Input rows:
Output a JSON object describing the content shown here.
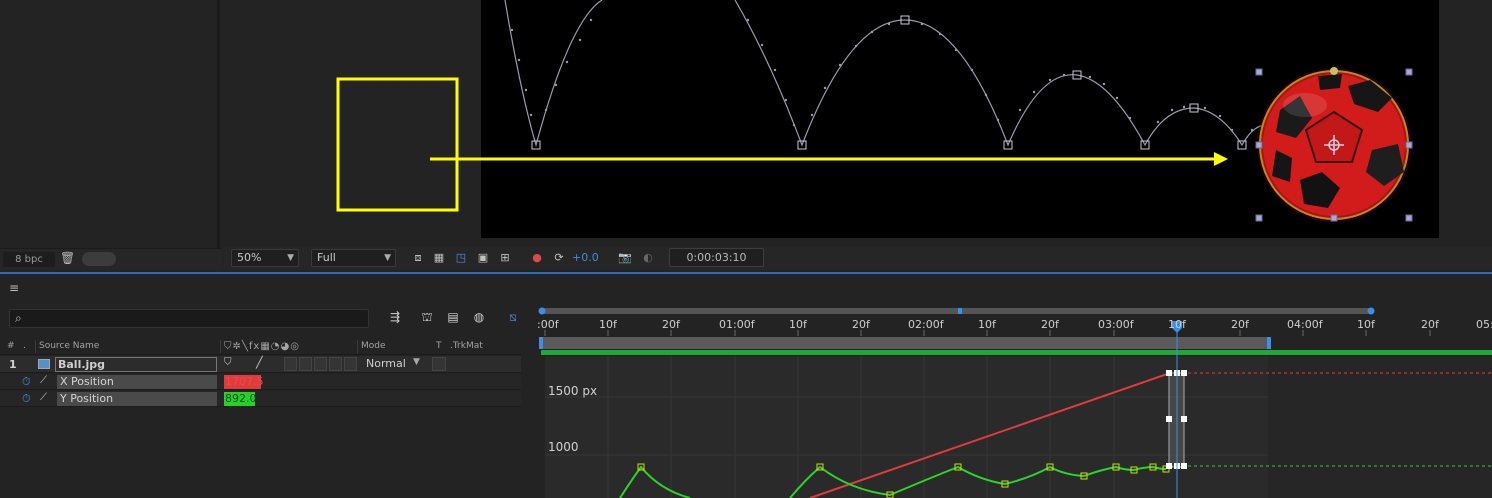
{
  "project": {
    "bit_depth": "8 bpc",
    "trash_icon": "trash-icon"
  },
  "viewer": {
    "zoom": "50%",
    "resolution": "Full",
    "exposure": "+0.0",
    "timecode": "0:00:03:10"
  },
  "timeline": {
    "menu_icon": "≡",
    "search_placeholder": "",
    "columns": {
      "num": "#",
      "source_name": "Source Name",
      "mode": "Mode",
      "t": "T",
      "trkmat": ".TrkMat"
    },
    "layer": {
      "number": "1",
      "name": "Ball.jpg",
      "mode": "Normal"
    },
    "properties": [
      {
        "label": "X Position",
        "value": "1707.5"
      },
      {
        "label": "Y Position",
        "value": "892.0"
      }
    ]
  },
  "ruler": {
    "ticks": [
      ":00f",
      "10f",
      "20f",
      "01:00f",
      "10f",
      "20f",
      "02:00f",
      "10f",
      "20f",
      "03:00f",
      "10f",
      "20f",
      "04:00f",
      "10f",
      "20f",
      "05:"
    ]
  },
  "graph": {
    "axis_labels": [
      "1500 px",
      "1000"
    ],
    "colors": {
      "x_curve": "#e03c3c",
      "y_curve": "#2bd32b",
      "playhead": "#3b8fe8",
      "motion_arrow": "#ffff00"
    }
  }
}
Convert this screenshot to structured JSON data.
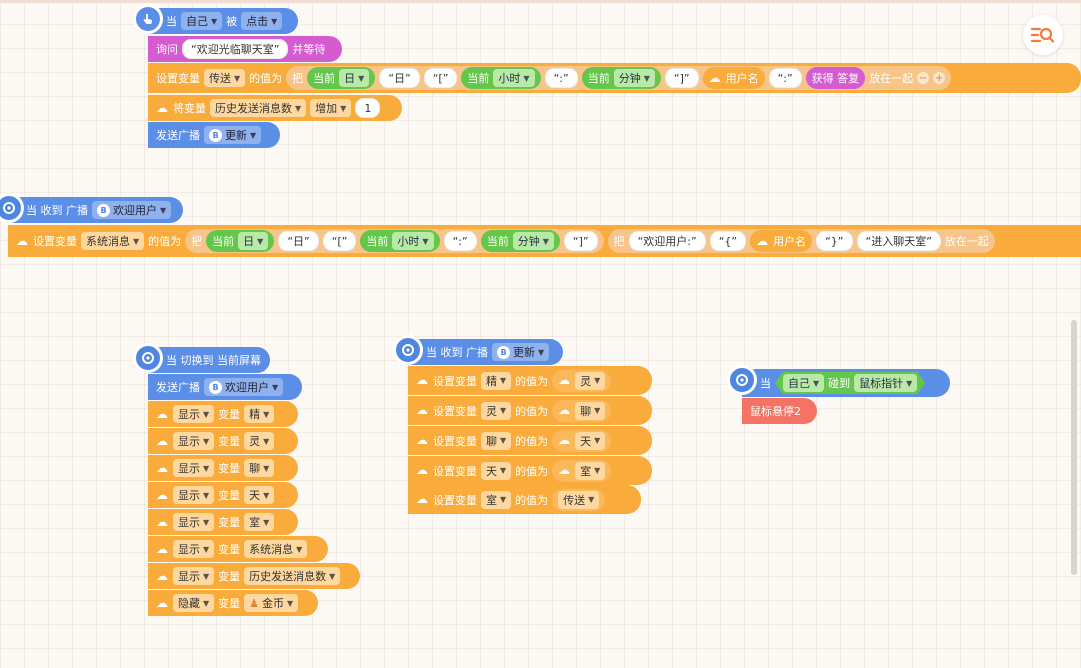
{
  "common": {
    "when": "当",
    "is": "被",
    "set_var": "设置变量",
    "value_is": "的值为",
    "take": "把",
    "current": "当前",
    "join": "放在一起",
    "var": "变量",
    "touch": "碰到",
    "when_recv": "当 收到 广播",
    "send_bc": "发送广播",
    "change_var": "将变量",
    "show": "显示",
    "hide": "隐藏",
    "bc_icon": "B"
  },
  "script1": {
    "self": "自己",
    "clicked": "点击",
    "ask": "询问",
    "ask_str": "欢迎光临聊天室",
    "and_wait": "并等待",
    "set_target": "传送",
    "units": [
      "日",
      "小时",
      "分钟"
    ],
    "strs": [
      "日",
      "[",
      ":",
      "]"
    ],
    "username": "用户名",
    "colon": ":",
    "answer": "获得 答复",
    "change_target": "历史发送消息数",
    "inc": "增加",
    "num": "1",
    "send": "更新"
  },
  "script2": {
    "bc": "欢迎用户",
    "set_target": "系统消息",
    "units": [
      "日",
      "小时",
      "分钟"
    ],
    "strs": [
      "日",
      "[",
      ":",
      "]",
      "欢迎用户:",
      "{",
      "}",
      "进入聊天室"
    ],
    "username": "用户名",
    "join_trunc": "放在一起"
  },
  "script3": {
    "title": "当 切换到 当前屏幕",
    "send": "欢迎用户",
    "rows": [
      {
        "act": "显示",
        "v": "精"
      },
      {
        "act": "显示",
        "v": "灵"
      },
      {
        "act": "显示",
        "v": "聊"
      },
      {
        "act": "显示",
        "v": "天"
      },
      {
        "act": "显示",
        "v": "室"
      },
      {
        "act": "显示",
        "v": "系统消息"
      },
      {
        "act": "显示",
        "v": "历史发送消息数"
      },
      {
        "act": "隐藏",
        "v": "金币"
      }
    ]
  },
  "script4": {
    "bc": "更新",
    "rows": [
      {
        "a": "精",
        "b": "灵"
      },
      {
        "a": "灵",
        "b": "聊"
      },
      {
        "a": "聊",
        "b": "天"
      },
      {
        "a": "天",
        "b": "室"
      },
      {
        "a": "室",
        "b": "传送"
      }
    ]
  },
  "script5": {
    "self": "自己",
    "target": "鼠标指针",
    "pen": "鼠标悬停2"
  },
  "colors": {
    "event": "#5b8ee6",
    "sensing": "#d55cd0",
    "variable": "#f9ab3c",
    "operator": "#64c64a",
    "pen": "#f47364",
    "background": "#fcf8f4"
  },
  "icons": {
    "pointer": "hand-pointer-icon",
    "broadcast": "broadcast-icon",
    "variable": "cloud-icon",
    "logo": "logo-icon"
  }
}
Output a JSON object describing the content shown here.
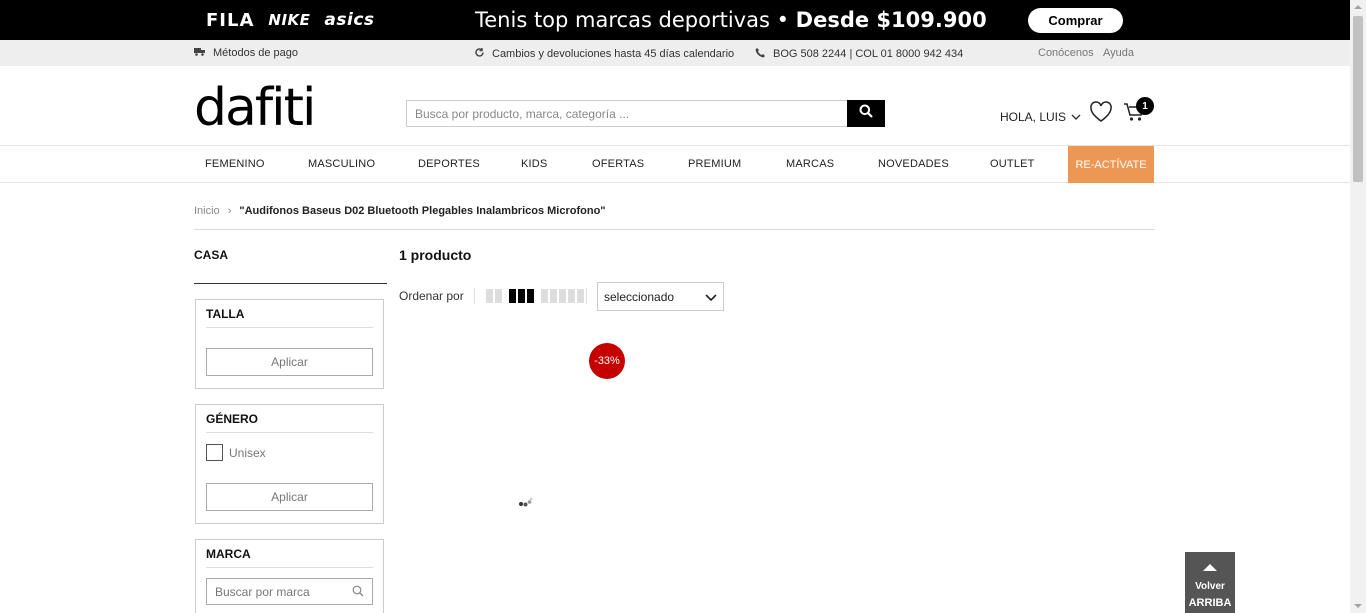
{
  "promo": {
    "brands": [
      "FILA",
      "NIKE",
      "asics"
    ],
    "headline_text": "Tenis top marcas deportivas • ",
    "headline_price": "Desde $109.900",
    "buy_label": "Comprar"
  },
  "utility": {
    "payment": "Métodos de pago",
    "returns": "Cambios y devoluciones hasta 45 días calendario",
    "phone": "BOG 508 2244 | COL 01 8000 942 434",
    "about": "Conócenos",
    "help": "Ayuda"
  },
  "header": {
    "logo": "dafiti",
    "search_placeholder": "Busca por producto, marca, categoría ...",
    "greeting": "HOLA, LUIS",
    "cart_count": "1"
  },
  "nav": {
    "items": [
      "FEMENINO",
      "MASCULINO",
      "DEPORTES",
      "KIDS",
      "OFERTAS",
      "PREMIUM",
      "MARCAS",
      "NOVEDADES",
      "OUTLET"
    ],
    "highlight": "RE-ACTÍVATE",
    "highlight_color": "#ec9854"
  },
  "breadcrumb": {
    "home": "Inicio",
    "separator": "›",
    "current": "\"Audifonos Baseus D02 Bluetooth Plegables Inalambricos Microfono\""
  },
  "sidebar": {
    "category": "CASA",
    "filters": [
      {
        "title": "TALLA",
        "apply_label": "Aplicar"
      },
      {
        "title": "GÉNERO",
        "option": "Unisex",
        "apply_label": "Aplicar"
      },
      {
        "title": "MARCA",
        "search_placeholder": "Buscar por marca"
      }
    ]
  },
  "results": {
    "count": "1 producto",
    "sort_label": "Ordenar por",
    "sort_value": "seleccionado",
    "discount_badge": "-33%",
    "discount_color": "#c40000"
  },
  "back_to_top": {
    "line1": "Volver",
    "line2": "ARRIBA"
  }
}
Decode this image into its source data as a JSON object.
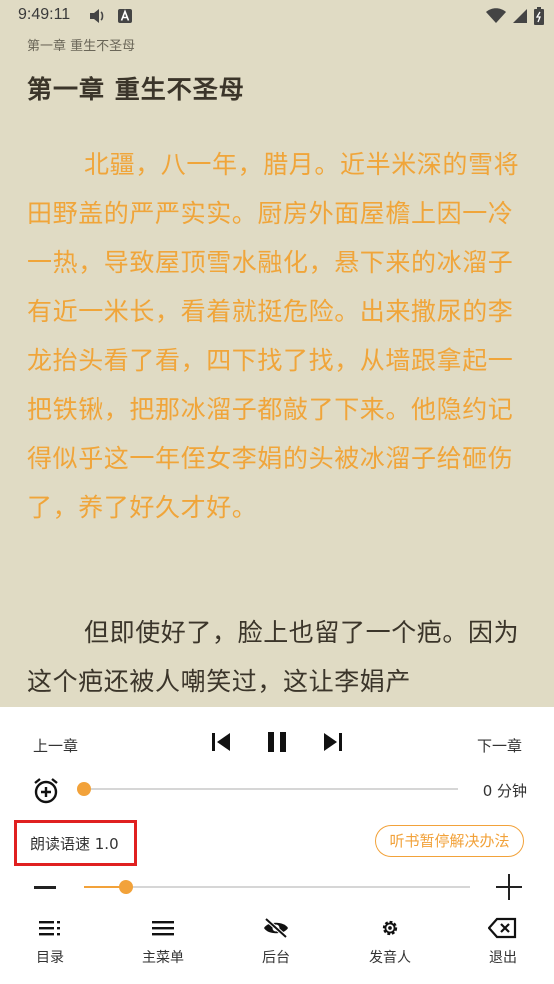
{
  "status_bar": {
    "time": "9:49:11",
    "icons": [
      "cast-icon",
      "a-badge-icon",
      "wifi-icon",
      "signal-icon",
      "battery-icon"
    ]
  },
  "reader": {
    "header_chapter": "第一章 重生不圣母",
    "chapter_title": "第一章 重生不圣母",
    "paragraphs": [
      "北疆，八一年，腊月。近半米深的雪将田野盖的严严实实。厨房外面屋檐上因一冷一热，导致屋顶雪水融化，悬下来的冰溜子有近一米长，看着就挺危险。出来撒尿的李龙抬头看了看，四下找了找，从墙跟拿起一把铁锹，把那冰溜子都敲了下来。他隐约记得似乎这一年侄女李娟的头被冰溜子给砸伤了，养了好久才好。",
      "但即使好了，脸上也留了一个疤。因为这个疤还被人嘲笑过，这让李娟产"
    ],
    "highlight_color": "#f0a53a",
    "background_color": "#e0dbc4"
  },
  "panel": {
    "prev_chapter": "上一章",
    "next_chapter": "下一章",
    "controls": [
      "skip-previous-icon",
      "pause-icon",
      "skip-next-icon"
    ],
    "timer": {
      "icon": "alarm-add-icon",
      "value_label": "0 分钟",
      "level": 0
    },
    "speed": {
      "label": "朗读语速 1.0",
      "level": 0.11
    },
    "help_button": "听书暂停解决办法",
    "accent_color": "#f2a23a"
  },
  "tabs": [
    {
      "icon": "toc-icon",
      "label": "目录"
    },
    {
      "icon": "menu-icon",
      "label": "主菜单"
    },
    {
      "icon": "eye-off-icon",
      "label": "后台"
    },
    {
      "icon": "gear-icon",
      "label": "发音人"
    },
    {
      "icon": "backspace-icon",
      "label": "退出"
    }
  ]
}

Exercise aim:
Quote the material exactly. Pictures stay out.

Response to the task:
Output a JSON object describing the content shown here.
{
  "project": {
    "bit_depth": "8 bpc",
    "trash_icon": "trash-icon"
  },
  "viewer": {
    "zoom": "50%",
    "resolution": "Full",
    "exposure": "+0.0",
    "timecode": "0:00:03:10"
  },
  "timeline": {
    "menu_icon": "≡",
    "search_placeholder": "",
    "columns": {
      "num": "#",
      "source_name": "Source Name",
      "mode": "Mode",
      "t": "T",
      "trkmat": ".TrkMat"
    },
    "layer": {
      "number": "1",
      "name": "Ball.jpg",
      "mode": "Normal"
    },
    "properties": [
      {
        "label": "X Position",
        "value": "1707.5"
      },
      {
        "label": "Y Position",
        "value": "892.0"
      }
    ]
  },
  "ruler": {
    "ticks": [
      ":00f",
      "10f",
      "20f",
      "01:00f",
      "10f",
      "20f",
      "02:00f",
      "10f",
      "20f",
      "03:00f",
      "10f",
      "20f",
      "04:00f",
      "10f",
      "20f",
      "05:"
    ]
  },
  "graph": {
    "axis_labels": [
      "1500 px",
      "1000"
    ],
    "colors": {
      "x_curve": "#e03c3c",
      "y_curve": "#2bd32b",
      "playhead": "#3b8fe8",
      "motion_arrow": "#ffff00"
    }
  }
}
Convert this screenshot to structured JSON data.
{
  "common": {
    "when": "当",
    "is": "被",
    "set_var": "设置变量",
    "value_is": "的值为",
    "take": "把",
    "current": "当前",
    "join": "放在一起",
    "var": "变量",
    "touch": "碰到",
    "when_recv": "当 收到 广播",
    "send_bc": "发送广播",
    "change_var": "将变量",
    "show": "显示",
    "hide": "隐藏",
    "bc_icon": "B"
  },
  "script1": {
    "self": "自己",
    "clicked": "点击",
    "ask": "询问",
    "ask_str": "欢迎光临聊天室",
    "and_wait": "并等待",
    "set_target": "传送",
    "units": [
      "日",
      "小时",
      "分钟"
    ],
    "strs": [
      "日",
      "[",
      ":",
      "]"
    ],
    "username": "用户名",
    "colon": ":",
    "answer": "获得 答复",
    "change_target": "历史发送消息数",
    "inc": "增加",
    "num": "1",
    "send": "更新"
  },
  "script2": {
    "bc": "欢迎用户",
    "set_target": "系统消息",
    "units": [
      "日",
      "小时",
      "分钟"
    ],
    "strs": [
      "日",
      "[",
      ":",
      "]",
      "欢迎用户:",
      "{",
      "}",
      "进入聊天室"
    ],
    "username": "用户名",
    "join_trunc": "放在一起"
  },
  "script3": {
    "title": "当 切换到 当前屏幕",
    "send": "欢迎用户",
    "rows": [
      {
        "act": "显示",
        "v": "精"
      },
      {
        "act": "显示",
        "v": "灵"
      },
      {
        "act": "显示",
        "v": "聊"
      },
      {
        "act": "显示",
        "v": "天"
      },
      {
        "act": "显示",
        "v": "室"
      },
      {
        "act": "显示",
        "v": "系统消息"
      },
      {
        "act": "显示",
        "v": "历史发送消息数"
      },
      {
        "act": "隐藏",
        "v": "金币"
      }
    ]
  },
  "script4": {
    "bc": "更新",
    "rows": [
      {
        "a": "精",
        "b": "灵"
      },
      {
        "a": "灵",
        "b": "聊"
      },
      {
        "a": "聊",
        "b": "天"
      },
      {
        "a": "天",
        "b": "室"
      },
      {
        "a": "室",
        "b": "传送"
      }
    ]
  },
  "script5": {
    "self": "自己",
    "target": "鼠标指针",
    "pen": "鼠标悬停2"
  },
  "colors": {
    "event": "#5b8ee6",
    "sensing": "#d55cd0",
    "variable": "#f9ab3c",
    "operator": "#64c64a",
    "pen": "#f47364",
    "background": "#fcf8f4"
  },
  "icons": {
    "pointer": "hand-pointer-icon",
    "broadcast": "broadcast-icon",
    "variable": "cloud-icon",
    "logo": "logo-icon"
  }
}
Output a JSON object describing the content shown here.
{
  "promo": {
    "brands": [
      "FILA",
      "NIKE",
      "asics"
    ],
    "headline_text": "Tenis top marcas deportivas • ",
    "headline_price": "Desde $109.900",
    "buy_label": "Comprar"
  },
  "utility": {
    "payment": "Métodos de pago",
    "returns": "Cambios y devoluciones hasta 45 días calendario",
    "phone": "BOG 508 2244 | COL 01 8000 942 434",
    "about": "Conócenos",
    "help": "Ayuda"
  },
  "header": {
    "logo": "dafiti",
    "search_placeholder": "Busca por producto, marca, categoría ...",
    "greeting": "HOLA, LUIS",
    "cart_count": "1"
  },
  "nav": {
    "items": [
      "FEMENINO",
      "MASCULINO",
      "DEPORTES",
      "KIDS",
      "OFERTAS",
      "PREMIUM",
      "MARCAS",
      "NOVEDADES",
      "OUTLET"
    ],
    "highlight": "RE-ACTÍVATE",
    "highlight_color": "#ec9854"
  },
  "breadcrumb": {
    "home": "Inicio",
    "separator": "›",
    "current": "\"Audifonos Baseus D02 Bluetooth Plegables Inalambricos Microfono\""
  },
  "sidebar": {
    "category": "CASA",
    "filters": [
      {
        "title": "TALLA",
        "apply_label": "Aplicar"
      },
      {
        "title": "GÉNERO",
        "option": "Unisex",
        "apply_label": "Aplicar"
      },
      {
        "title": "MARCA",
        "search_placeholder": "Buscar por marca"
      }
    ]
  },
  "results": {
    "count": "1 producto",
    "sort_label": "Ordenar por",
    "sort_value": "seleccionado",
    "discount_badge": "-33%",
    "discount_color": "#c40000"
  },
  "back_to_top": {
    "line1": "Volver",
    "line2": "ARRIBA"
  }
}
Decode this image into its source data as a JSON object.
{
  "status_bar": {
    "time": "9:49:11",
    "icons": [
      "cast-icon",
      "a-badge-icon",
      "wifi-icon",
      "signal-icon",
      "battery-icon"
    ]
  },
  "reader": {
    "header_chapter": "第一章 重生不圣母",
    "chapter_title": "第一章 重生不圣母",
    "paragraphs": [
      "北疆，八一年，腊月。近半米深的雪将田野盖的严严实实。厨房外面屋檐上因一冷一热，导致屋顶雪水融化，悬下来的冰溜子有近一米长，看着就挺危险。出来撒尿的李龙抬头看了看，四下找了找，从墙跟拿起一把铁锹，把那冰溜子都敲了下来。他隐约记得似乎这一年侄女李娟的头被冰溜子给砸伤了，养了好久才好。",
      "但即使好了，脸上也留了一个疤。因为这个疤还被人嘲笑过，这让李娟产"
    ],
    "highlight_color": "#f0a53a",
    "background_color": "#e0dbc4"
  },
  "panel": {
    "prev_chapter": "上一章",
    "next_chapter": "下一章",
    "controls": [
      "skip-previous-icon",
      "pause-icon",
      "skip-next-icon"
    ],
    "timer": {
      "icon": "alarm-add-icon",
      "value_label": "0 分钟",
      "level": 0
    },
    "speed": {
      "label": "朗读语速 1.0",
      "level": 0.11
    },
    "help_button": "听书暂停解决办法",
    "accent_color": "#f2a23a"
  },
  "tabs": [
    {
      "icon": "toc-icon",
      "label": "目录"
    },
    {
      "icon": "menu-icon",
      "label": "主菜单"
    },
    {
      "icon": "eye-off-icon",
      "label": "后台"
    },
    {
      "icon": "gear-icon",
      "label": "发音人"
    },
    {
      "icon": "backspace-icon",
      "label": "退出"
    }
  ]
}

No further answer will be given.